[Data entries for graphics]
>> START

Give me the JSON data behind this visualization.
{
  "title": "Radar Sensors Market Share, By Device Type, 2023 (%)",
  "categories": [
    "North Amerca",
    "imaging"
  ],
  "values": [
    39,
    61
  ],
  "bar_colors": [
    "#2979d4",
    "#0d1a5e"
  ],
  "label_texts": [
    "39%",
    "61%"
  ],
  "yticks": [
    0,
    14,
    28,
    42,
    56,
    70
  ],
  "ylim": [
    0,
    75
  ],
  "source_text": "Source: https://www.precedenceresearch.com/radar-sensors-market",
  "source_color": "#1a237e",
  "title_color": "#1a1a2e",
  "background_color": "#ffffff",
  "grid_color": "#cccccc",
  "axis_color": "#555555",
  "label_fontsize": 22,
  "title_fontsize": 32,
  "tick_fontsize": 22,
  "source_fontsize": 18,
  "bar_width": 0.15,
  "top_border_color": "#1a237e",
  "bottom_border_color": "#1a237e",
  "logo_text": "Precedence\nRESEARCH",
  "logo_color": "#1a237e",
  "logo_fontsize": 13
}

>> END

* Given exercise *
Write the material out again word for word.

* Exercise answer *
Give me the JSON data behind this visualization.
{
  "title": "Radar Sensors Market Share, By Device Type, 2023 (%)",
  "categories": [
    "North Amerca",
    "imaging"
  ],
  "values": [
    39,
    61
  ],
  "bar_colors": [
    "#2979d4",
    "#0d1a5e"
  ],
  "label_texts": [
    "39%",
    "61%"
  ],
  "yticks": [
    0,
    14,
    28,
    42,
    56,
    70
  ],
  "ylim": [
    0,
    75
  ],
  "source_text": "Source: https://www.precedenceresearch.com/radar-sensors-market",
  "source_color": "#1a237e",
  "title_color": "#1a1a2e",
  "background_color": "#ffffff",
  "grid_color": "#cccccc",
  "axis_color": "#555555",
  "label_fontsize": 22,
  "title_fontsize": 32,
  "tick_fontsize": 22,
  "source_fontsize": 18,
  "bar_width": 0.15,
  "top_border_color": "#1a237e",
  "bottom_border_color": "#1a237e",
  "logo_text": "Precedence\nRESEARCH",
  "logo_color": "#1a237e",
  "logo_fontsize": 13
}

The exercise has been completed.